**TASK DIRECTIONS:** Retype the lines of data between the line holding "490, 406, 554]" and the line holding "172, 1790, 200]", inclusive, with no changes.
===
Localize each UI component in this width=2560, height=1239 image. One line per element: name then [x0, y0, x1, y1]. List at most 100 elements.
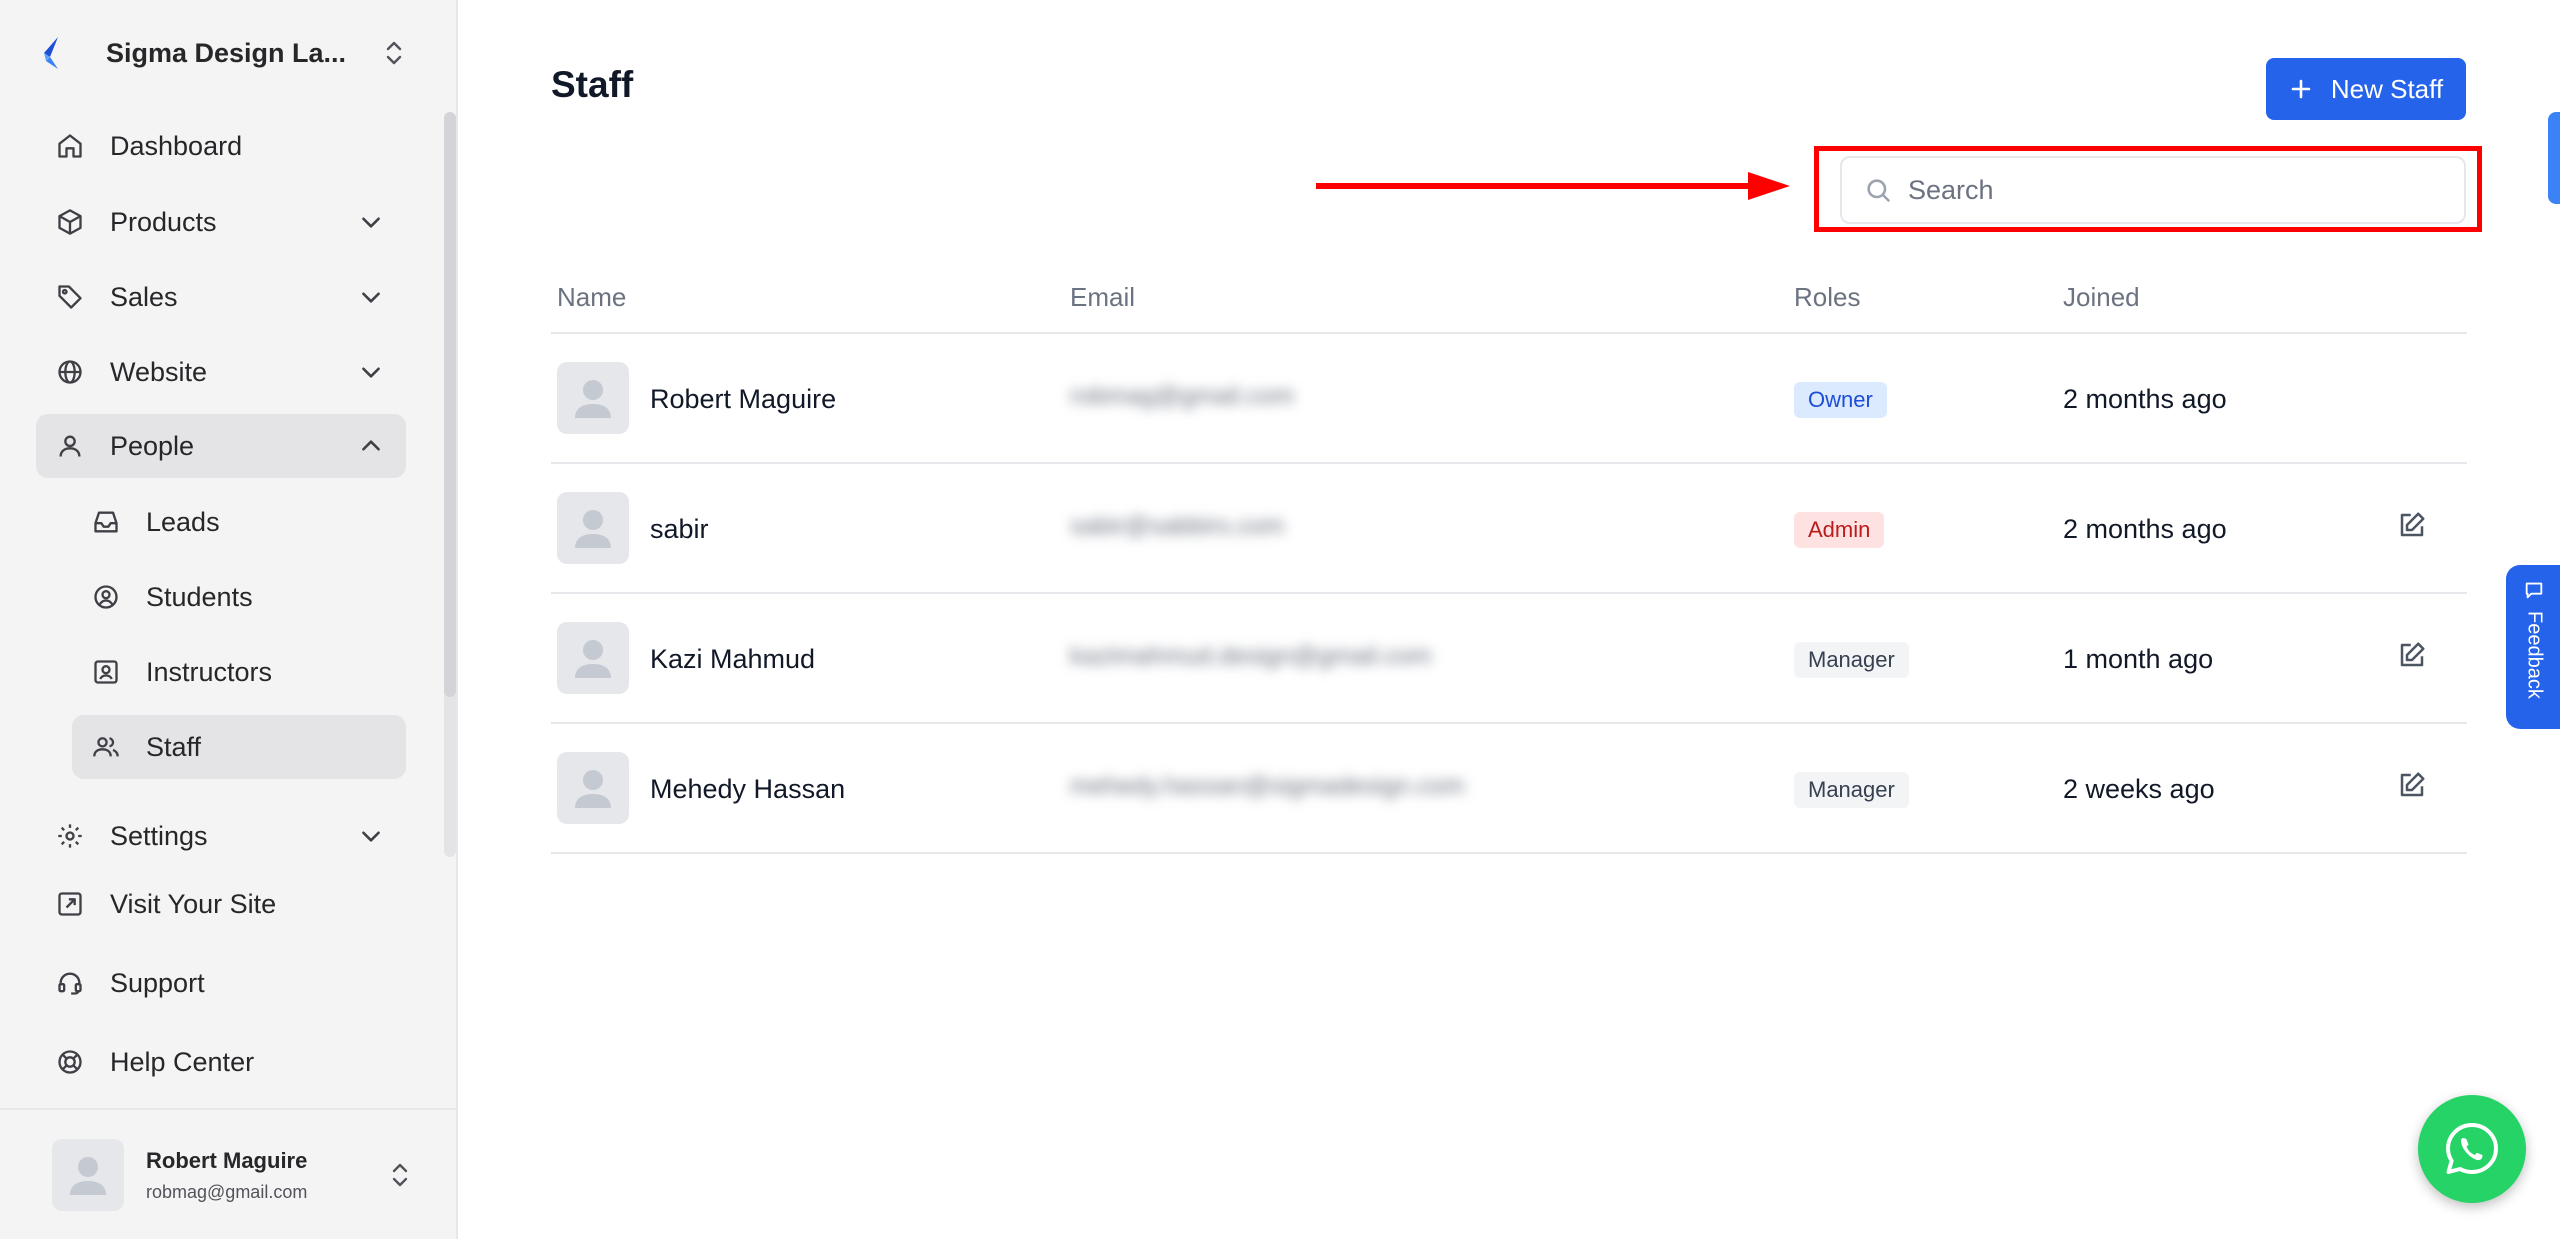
nav-leads[interactable]: Leads	[72, 490, 406, 554]
staff-email: kazimahmud.design@gmail.com	[1070, 642, 1432, 670]
scrollbar-thumb[interactable]	[444, 112, 456, 697]
box-icon	[58, 209, 82, 235]
nav-label: Visit Your Site	[110, 888, 277, 919]
avatar	[557, 622, 629, 694]
avatar	[52, 1139, 124, 1211]
table-header: Name Email Roles Joined	[551, 270, 2467, 334]
user-email: robmag@gmail.com	[146, 1181, 308, 1202]
chevron-up-down-icon	[392, 1163, 408, 1187]
nav-students[interactable]: Students	[72, 565, 406, 629]
table-row[interactable]: sabir sabir@sabbirs.com Admin 2 months a…	[551, 464, 2467, 594]
sidebar: Sigma Design La... Dashboard Products Sa…	[0, 0, 458, 1239]
whatsapp-icon	[2446, 1123, 2498, 1174]
chevron-down-icon	[362, 217, 380, 228]
column-header-joined[interactable]: Joined	[2063, 282, 2140, 313]
users-icon	[93, 737, 119, 757]
annotation-arrow	[1316, 172, 1790, 200]
whatsapp-button[interactable]	[2418, 1095, 2526, 1203]
role-badge: Admin	[1794, 512, 1885, 548]
nav-staff[interactable]: Staff	[72, 715, 406, 779]
column-header-email[interactable]: Email	[1070, 282, 1135, 313]
nav-label: Products	[110, 206, 217, 237]
joined-date: 2 months ago	[2063, 514, 2227, 544]
edit-icon[interactable]	[2397, 770, 2427, 800]
tag-icon	[58, 285, 82, 309]
new-staff-label: New Staff	[2330, 73, 2444, 104]
headset-icon	[58, 972, 82, 995]
lifebuoy-icon	[58, 1050, 82, 1074]
gear-icon	[58, 824, 82, 848]
staff-email: robmag@gmail.com	[1070, 382, 1295, 410]
plus-icon	[2291, 79, 2311, 99]
joined-date: 2 months ago	[2063, 384, 2227, 414]
staff-email: sabir@sabbirs.com	[1070, 512, 1285, 540]
role-badge: Owner	[1794, 382, 1887, 418]
chevron-down-icon	[362, 831, 380, 842]
nav-label: Settings	[110, 820, 208, 851]
chat-bubble-icon	[2525, 582, 2543, 599]
nav-visit-site[interactable]: Visit Your Site	[36, 872, 406, 936]
divider	[0, 1108, 458, 1110]
nav-label: Sales	[110, 281, 178, 312]
external-link-icon	[58, 892, 82, 916]
column-header-roles[interactable]: Roles	[1794, 282, 1860, 313]
nav-label: Support	[110, 967, 205, 998]
brand-logo-icon	[44, 37, 58, 69]
nav-products[interactable]: Products	[36, 190, 406, 254]
staff-name: Kazi Mahmud	[650, 644, 816, 674]
workspace-switcher[interactable]: Sigma Design La...	[36, 28, 406, 78]
page-title: Staff	[551, 64, 634, 105]
staff-name: Mehedy Hassan	[650, 774, 846, 804]
nav-label: Website	[110, 356, 208, 387]
table-row[interactable]: Kazi Mahmud kazimahmud.design@gmail.com …	[551, 594, 2467, 724]
avatar	[557, 492, 629, 564]
user-menu[interactable]: Robert Maguire robmag@gmail.com	[52, 1138, 412, 1212]
avatar	[557, 752, 629, 824]
nav-help-center[interactable]: Help Center	[36, 1030, 406, 1094]
nav-label: Dashboard	[110, 130, 243, 161]
user-name: Robert Maguire	[146, 1147, 308, 1173]
staff-name: Robert Maguire	[650, 384, 837, 414]
user-icon	[59, 435, 81, 457]
globe-icon	[58, 360, 82, 384]
nav-people[interactable]: People	[36, 414, 406, 478]
home-icon	[58, 134, 82, 158]
nav-settings[interactable]: Settings	[36, 804, 406, 868]
nav-support[interactable]: Support	[36, 951, 406, 1015]
chevron-down-icon	[362, 292, 380, 303]
new-staff-button[interactable]: New Staff	[2266, 58, 2466, 120]
nav-label: Staff	[146, 731, 202, 762]
sidebar-scrollbar[interactable]	[444, 112, 456, 857]
joined-date: 1 month ago	[2063, 644, 2214, 674]
joined-date: 2 weeks ago	[2063, 774, 2215, 804]
nav-label: Instructors	[146, 656, 273, 687]
role-badge: Manager	[1794, 772, 1909, 808]
inbox-icon	[94, 511, 118, 533]
chevron-up-down-icon	[386, 41, 402, 65]
user-square-icon	[94, 660, 118, 684]
search-input[interactable]	[1908, 174, 2464, 206]
avatar	[557, 362, 629, 434]
table-row[interactable]: Mehedy Hassan mehedy.hassan@sigmadesign.…	[551, 724, 2467, 854]
role-badge: Manager	[1794, 642, 1909, 678]
search-box[interactable]	[1840, 156, 2466, 224]
staff-name: sabir	[650, 514, 709, 544]
nav-label: Leads	[146, 506, 220, 537]
feedback-label: Feedback	[2523, 611, 2546, 699]
nav-label: Students	[146, 581, 253, 612]
table-row[interactable]: Robert Maguire robmag@gmail.com Owner 2 …	[551, 334, 2467, 464]
search-icon	[1867, 179, 1890, 202]
nav-sales[interactable]: Sales	[36, 265, 406, 329]
nav-dashboard[interactable]: Dashboard	[36, 114, 406, 178]
nav-website[interactable]: Website	[36, 340, 406, 404]
nav-label: People	[110, 430, 195, 461]
nav-instructors[interactable]: Instructors	[72, 640, 406, 704]
column-header-name[interactable]: Name	[557, 282, 626, 313]
edit-icon[interactable]	[2397, 640, 2427, 670]
chevron-up-icon	[362, 440, 380, 451]
staff-email: mehedy.hassan@sigmadesign.com	[1070, 772, 1465, 800]
feedback-tab[interactable]: Feedback	[2506, 565, 2560, 729]
edit-icon[interactable]	[2397, 510, 2427, 540]
nav-label: Help Center	[110, 1046, 255, 1077]
side-tab[interactable]	[2548, 112, 2560, 204]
===
**TASK RESPONSE:**
nav-leads[interactable]: Leads	[72, 490, 406, 554]
staff-email: kazimahmud.design@gmail.com	[1070, 642, 1432, 670]
scrollbar-thumb[interactable]	[444, 112, 456, 697]
box-icon	[58, 209, 82, 235]
nav-label: Visit Your Site	[110, 888, 277, 919]
avatar	[557, 622, 629, 694]
avatar	[52, 1139, 124, 1211]
table-header: Name Email Roles Joined	[551, 270, 2467, 334]
user-email: robmag@gmail.com	[146, 1181, 308, 1202]
chevron-up-down-icon	[392, 1163, 408, 1187]
nav-students[interactable]: Students	[72, 565, 406, 629]
table-row[interactable]: sabir sabir@sabbirs.com Admin 2 months a…	[551, 464, 2467, 594]
sidebar: Sigma Design La... Dashboard Products Sa…	[0, 0, 458, 1239]
whatsapp-icon	[2446, 1123, 2498, 1174]
chevron-down-icon	[362, 217, 380, 228]
column-header-joined[interactable]: Joined	[2063, 282, 2140, 313]
users-icon	[93, 737, 119, 757]
annotation-arrow	[1316, 172, 1790, 200]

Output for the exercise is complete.